== What you are asked to do ==
Write out the material exactly, leaving every picture behind.

※

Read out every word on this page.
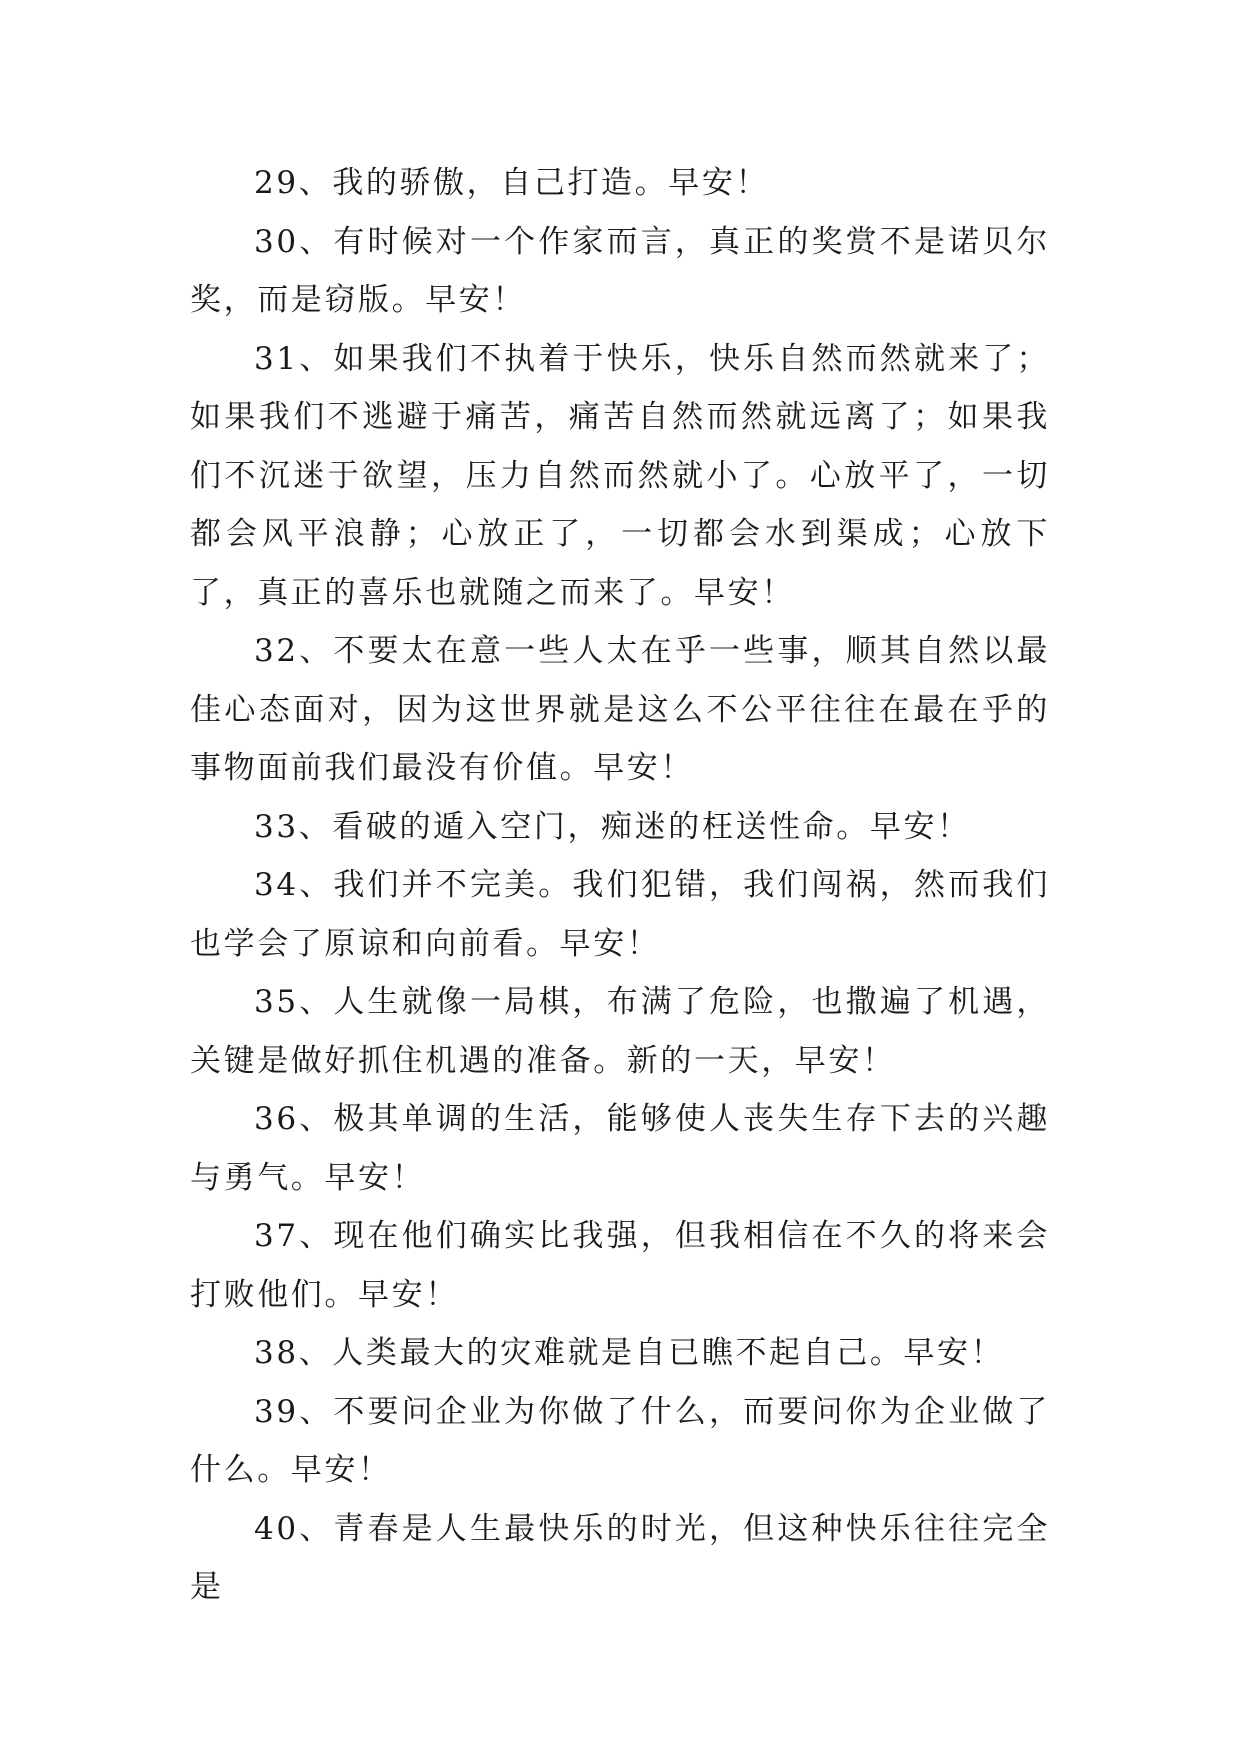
29、我的骄傲，自己打造。早安！

30、有时候对一个作家而言，真正的奖赏不是诺贝尔奖，而是窃版。早安！

31、如果我们不执着于快乐，快乐自然而然就来了；如果我们不逃避于痛苦，痛苦自然而然就远离了；如果我们不沉迷于欲望，压力自然而然就小了。心放平了，一切都会风平浪静；心放正了，一切都会水到渠成；心放下了，真正的喜乐也就随之而来了。早安！

32、不要太在意一些人太在乎一些事，顺其自然以最佳心态面对，因为这世界就是这么不公平往往在最在乎的事物面前我们最没有价值。早安！

33、看破的遁入空门，痴迷的枉送性命。早安！

34、我们并不完美。我们犯错，我们闯祸，然而我们也学会了原谅和向前看。早安！

35、人生就像一局棋，布满了危险，也撒遍了机遇，关键是做好抓住机遇的准备。新的一天，早安！

36、极其单调的生活，能够使人丧失生存下去的兴趣与勇气。早安！

37、现在他们确实比我强，但我相信在不久的将来会打败他们。早安！

38、人类最大的灾难就是自已瞧不起自己。早安！

39、不要问企业为你做了什么，而要问你为企业做了什么。早安！

40、青春是人生最快乐的时光，但这种快乐往往完全是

※

== Solution to this task ==
Read out every word on this page.
29、我的骄傲，自己打造。早安！

30、有时候对一个作家而言，真正的奖赏不是诺贝尔奖，而是窃版。早安！

31、如果我们不执着于快乐，快乐自然而然就来了；如果我们不逃避于痛苦，痛苦自然而然就远离了；如果我们不沉迷于欲望，压力自然而然就小了。心放平了，一切都会风平浪静；心放正了，一切都会水到渠成；心放下了，真正的喜乐也就随之而来了。早安！

32、不要太在意一些人太在乎一些事，顺其自然以最佳心态面对，因为这世界就是这么不公平往往在最在乎的事物面前我们最没有价值。早安！

33、看破的遁入空门，痴迷的枉送性命。早安！

34、我们并不完美。我们犯错，我们闯祸，然而我们也学会了原谅和向前看。早安！

35、人生就像一局棋，布满了危险，也撒遍了机遇，关键是做好抓住机遇的准备。新的一天，早安！

36、极其单调的生活，能够使人丧失生存下去的兴趣与勇气。早安！

37、现在他们确实比我强，但我相信在不久的将来会打败他们。早安！

38、人类最大的灾难就是自已瞧不起自己。早安！

39、不要问企业为你做了什么，而要问你为企业做了什么。早安！

40、青春是人生最快乐的时光，但这种快乐往往完全是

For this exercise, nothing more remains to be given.